- _Work instructions_: Reproduce the listing below word for word, keeping every line in its original order.
-- Start Source records --
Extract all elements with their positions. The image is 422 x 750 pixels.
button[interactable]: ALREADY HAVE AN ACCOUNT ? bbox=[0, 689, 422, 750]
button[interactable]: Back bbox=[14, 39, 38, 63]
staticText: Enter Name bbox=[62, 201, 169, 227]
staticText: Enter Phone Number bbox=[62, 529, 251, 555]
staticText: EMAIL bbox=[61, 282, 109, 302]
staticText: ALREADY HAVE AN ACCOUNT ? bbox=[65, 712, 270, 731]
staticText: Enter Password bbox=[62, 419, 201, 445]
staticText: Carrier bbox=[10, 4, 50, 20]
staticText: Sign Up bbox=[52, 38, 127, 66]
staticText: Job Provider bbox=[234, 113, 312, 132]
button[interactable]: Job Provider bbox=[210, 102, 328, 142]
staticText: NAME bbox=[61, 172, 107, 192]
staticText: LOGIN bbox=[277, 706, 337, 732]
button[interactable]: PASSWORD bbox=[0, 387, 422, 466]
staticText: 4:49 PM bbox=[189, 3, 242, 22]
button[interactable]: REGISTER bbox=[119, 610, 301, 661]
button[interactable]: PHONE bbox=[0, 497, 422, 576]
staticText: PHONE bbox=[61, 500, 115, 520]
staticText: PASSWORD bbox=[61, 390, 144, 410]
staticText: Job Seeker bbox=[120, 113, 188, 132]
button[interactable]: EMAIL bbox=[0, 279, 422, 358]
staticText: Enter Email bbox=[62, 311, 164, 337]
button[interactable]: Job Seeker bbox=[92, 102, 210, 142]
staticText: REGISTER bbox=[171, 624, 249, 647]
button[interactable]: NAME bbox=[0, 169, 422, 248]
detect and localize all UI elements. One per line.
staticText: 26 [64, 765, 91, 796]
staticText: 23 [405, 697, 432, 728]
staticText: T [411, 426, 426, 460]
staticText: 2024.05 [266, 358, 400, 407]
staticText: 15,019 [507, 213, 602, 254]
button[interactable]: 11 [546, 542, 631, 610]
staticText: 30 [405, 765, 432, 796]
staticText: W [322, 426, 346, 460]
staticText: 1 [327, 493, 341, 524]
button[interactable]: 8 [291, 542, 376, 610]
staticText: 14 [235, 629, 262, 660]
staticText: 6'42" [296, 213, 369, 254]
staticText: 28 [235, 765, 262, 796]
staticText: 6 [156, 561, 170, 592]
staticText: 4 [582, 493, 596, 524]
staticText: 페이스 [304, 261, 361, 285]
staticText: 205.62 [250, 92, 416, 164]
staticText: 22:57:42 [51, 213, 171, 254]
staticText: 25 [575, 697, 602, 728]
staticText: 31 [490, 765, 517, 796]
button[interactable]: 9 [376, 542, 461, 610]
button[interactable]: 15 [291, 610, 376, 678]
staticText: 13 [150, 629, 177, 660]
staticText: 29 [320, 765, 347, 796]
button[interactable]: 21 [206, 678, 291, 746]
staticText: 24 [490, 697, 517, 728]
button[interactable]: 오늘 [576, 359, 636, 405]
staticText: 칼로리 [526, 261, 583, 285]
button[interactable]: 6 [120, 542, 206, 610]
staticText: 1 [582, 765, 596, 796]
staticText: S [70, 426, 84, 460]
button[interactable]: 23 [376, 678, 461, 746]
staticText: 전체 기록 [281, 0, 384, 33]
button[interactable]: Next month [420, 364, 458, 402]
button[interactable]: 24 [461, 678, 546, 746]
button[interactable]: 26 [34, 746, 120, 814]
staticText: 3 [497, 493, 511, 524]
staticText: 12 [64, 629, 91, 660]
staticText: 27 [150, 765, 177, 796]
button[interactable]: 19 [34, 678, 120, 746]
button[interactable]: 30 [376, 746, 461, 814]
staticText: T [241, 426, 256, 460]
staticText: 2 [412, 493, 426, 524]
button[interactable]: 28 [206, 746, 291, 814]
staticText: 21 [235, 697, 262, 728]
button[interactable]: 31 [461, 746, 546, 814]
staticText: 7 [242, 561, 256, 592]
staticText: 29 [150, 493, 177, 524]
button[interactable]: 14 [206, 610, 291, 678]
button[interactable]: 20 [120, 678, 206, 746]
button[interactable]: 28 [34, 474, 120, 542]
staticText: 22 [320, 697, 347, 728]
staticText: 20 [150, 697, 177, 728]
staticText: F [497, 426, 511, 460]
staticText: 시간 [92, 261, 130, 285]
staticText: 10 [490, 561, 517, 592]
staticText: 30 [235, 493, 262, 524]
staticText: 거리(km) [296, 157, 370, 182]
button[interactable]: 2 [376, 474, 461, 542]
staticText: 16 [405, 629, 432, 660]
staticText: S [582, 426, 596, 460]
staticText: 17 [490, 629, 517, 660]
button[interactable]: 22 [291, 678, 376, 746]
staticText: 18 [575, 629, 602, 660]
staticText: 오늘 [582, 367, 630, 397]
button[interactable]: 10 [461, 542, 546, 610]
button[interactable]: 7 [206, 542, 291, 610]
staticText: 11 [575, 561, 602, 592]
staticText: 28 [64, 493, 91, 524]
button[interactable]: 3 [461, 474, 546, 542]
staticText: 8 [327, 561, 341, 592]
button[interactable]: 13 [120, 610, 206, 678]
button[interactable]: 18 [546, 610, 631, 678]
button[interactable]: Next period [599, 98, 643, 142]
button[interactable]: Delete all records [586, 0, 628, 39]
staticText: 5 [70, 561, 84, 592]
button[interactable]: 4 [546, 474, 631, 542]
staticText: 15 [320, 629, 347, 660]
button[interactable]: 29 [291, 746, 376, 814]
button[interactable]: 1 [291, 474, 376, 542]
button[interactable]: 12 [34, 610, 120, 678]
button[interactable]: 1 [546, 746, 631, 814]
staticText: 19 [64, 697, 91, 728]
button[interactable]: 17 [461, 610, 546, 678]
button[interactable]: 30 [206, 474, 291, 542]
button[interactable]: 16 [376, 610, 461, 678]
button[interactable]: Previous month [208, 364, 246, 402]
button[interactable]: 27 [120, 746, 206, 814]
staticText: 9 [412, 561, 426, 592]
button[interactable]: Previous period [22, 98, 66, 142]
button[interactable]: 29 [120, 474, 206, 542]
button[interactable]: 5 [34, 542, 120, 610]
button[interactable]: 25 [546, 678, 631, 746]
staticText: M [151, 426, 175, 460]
-- End Source records --
- _Correct result_:
Extract all elements with their positions. The image is 422 x 750 pixels.
button[interactable]: ALREADY HAVE AN ACCOUNT ? bbox=[0, 689, 422, 750]
button[interactable]: Back bbox=[14, 39, 38, 63]
staticText: Enter Name bbox=[62, 201, 169, 227]
staticText: Enter Phone Number bbox=[62, 529, 251, 555]
staticText: EMAIL bbox=[61, 282, 109, 302]
staticText: ALREADY HAVE AN ACCOUNT ? bbox=[65, 712, 270, 731]
staticText: Enter Password bbox=[62, 419, 201, 445]
staticText: Carrier bbox=[10, 4, 50, 20]
staticText: Sign Up bbox=[52, 38, 127, 66]
staticText: Job Provider bbox=[234, 113, 312, 132]
button[interactable]: Job Provider bbox=[210, 102, 328, 142]
staticText: NAME bbox=[61, 172, 107, 192]
staticText: LOGIN bbox=[277, 706, 337, 732]
button[interactable]: PASSWORD bbox=[0, 387, 422, 466]
staticText: 4:49 PM bbox=[189, 3, 242, 22]
button[interactable]: REGISTER bbox=[119, 610, 301, 661]
button[interactable]: PHONE bbox=[0, 497, 422, 576]
staticText: PHONE bbox=[61, 500, 115, 520]
staticText: PASSWORD bbox=[61, 390, 144, 410]
staticText: Job Seeker bbox=[120, 113, 188, 132]
button[interactable]: EMAIL bbox=[0, 279, 422, 358]
staticText: Enter Email bbox=[62, 311, 164, 337]
button[interactable]: Job Seeker bbox=[92, 102, 210, 142]
staticText: REGISTER bbox=[171, 624, 249, 647]
button[interactable]: NAME bbox=[0, 169, 422, 248]
detect and localize all UI elements. One per line.
staticText: 26 [64, 765, 91, 796]
staticText: 23 [405, 697, 432, 728]
staticText: T [411, 426, 426, 460]
staticText: 2024.05 [266, 358, 400, 407]
staticText: 15,019 [507, 213, 602, 254]
button[interactable]: 11 [546, 542, 631, 610]
staticText: 30 [405, 765, 432, 796]
staticText: W [322, 426, 346, 460]
staticText: 1 [327, 493, 341, 524]
button[interactable]: 8 [291, 542, 376, 610]
staticText: 14 [235, 629, 262, 660]
staticText: 6'42" [296, 213, 369, 254]
staticText: 28 [235, 765, 262, 796]
staticText: 6 [156, 561, 170, 592]
staticText: 4 [582, 493, 596, 524]
staticText: 페이스 [304, 261, 361, 285]
staticText: 205.62 [250, 92, 416, 164]
staticText: 22:57:42 [51, 213, 171, 254]
staticText: 25 [575, 697, 602, 728]
staticText: 31 [490, 765, 517, 796]
button[interactable]: 9 [376, 542, 461, 610]
button[interactable]: 15 [291, 610, 376, 678]
staticText: 13 [150, 629, 177, 660]
staticText: 29 [320, 765, 347, 796]
button[interactable]: 21 [206, 678, 291, 746]
staticText: 24 [490, 697, 517, 728]
button[interactable]: 오늘 [576, 359, 636, 405]
staticText: 칼로리 [526, 261, 583, 285]
button[interactable]: 6 [120, 542, 206, 610]
staticText: 1 [582, 765, 596, 796]
staticText: S [70, 426, 84, 460]
button[interactable]: 23 [376, 678, 461, 746]
staticText: 전체 기록 [281, 0, 384, 33]
button[interactable]: Next month [420, 364, 458, 402]
button[interactable]: 24 [461, 678, 546, 746]
button[interactable]: 26 [34, 746, 120, 814]
staticText: 3 [497, 493, 511, 524]
staticText: 12 [64, 629, 91, 660]
staticText: 27 [150, 765, 177, 796]
button[interactable]: 19 [34, 678, 120, 746]
button[interactable]: 30 [376, 746, 461, 814]
staticText: T [241, 426, 256, 460]
staticText: 2 [412, 493, 426, 524]
button[interactable]: 28 [206, 746, 291, 814]
staticText: 21 [235, 697, 262, 728]
button[interactable]: 31 [461, 746, 546, 814]
staticText: 7 [242, 561, 256, 592]
staticText: 29 [150, 493, 177, 524]
button[interactable]: 14 [206, 610, 291, 678]
button[interactable]: 20 [120, 678, 206, 746]
button[interactable]: 28 [34, 474, 120, 542]
staticText: 22 [320, 697, 347, 728]
staticText: 20 [150, 697, 177, 728]
staticText: F [497, 426, 511, 460]
staticText: 시간 [92, 261, 130, 285]
staticText: 10 [490, 561, 517, 592]
staticText: 30 [235, 493, 262, 524]
staticText: 거리(km) [296, 157, 370, 182]
button[interactable]: 2 [376, 474, 461, 542]
staticText: 16 [405, 629, 432, 660]
staticText: S [582, 426, 596, 460]
staticText: 17 [490, 629, 517, 660]
button[interactable]: 22 [291, 678, 376, 746]
staticText: 18 [575, 629, 602, 660]
staticText: 오늘 [582, 367, 630, 397]
button[interactable]: 10 [461, 542, 546, 610]
button[interactable]: 7 [206, 542, 291, 610]
staticText: 11 [575, 561, 602, 592]
staticText: 28 [64, 493, 91, 524]
button[interactable]: 3 [461, 474, 546, 542]
staticText: 8 [327, 561, 341, 592]
button[interactable]: 13 [120, 610, 206, 678]
button[interactable]: 18 [546, 610, 631, 678]
button[interactable]: Next period [599, 98, 643, 142]
button[interactable]: Delete all records [586, 0, 628, 39]
staticText: 5 [70, 561, 84, 592]
button[interactable]: 4 [546, 474, 631, 542]
staticText: 15 [320, 629, 347, 660]
button[interactable]: 29 [291, 746, 376, 814]
button[interactable]: 1 [291, 474, 376, 542]
button[interactable]: 12 [34, 610, 120, 678]
button[interactable]: 1 [546, 746, 631, 814]
staticText: 19 [64, 697, 91, 728]
button[interactable]: 17 [461, 610, 546, 678]
button[interactable]: 30 [206, 474, 291, 542]
button[interactable]: 16 [376, 610, 461, 678]
button[interactable]: Previous month [208, 364, 246, 402]
button[interactable]: 27 [120, 746, 206, 814]
staticText: 9 [412, 561, 426, 592]
button[interactable]: Previous period [22, 98, 66, 142]
button[interactable]: 29 [120, 474, 206, 542]
button[interactable]: 5 [34, 542, 120, 610]
button[interactable]: 25 [546, 678, 631, 746]
staticText: M [151, 426, 175, 460]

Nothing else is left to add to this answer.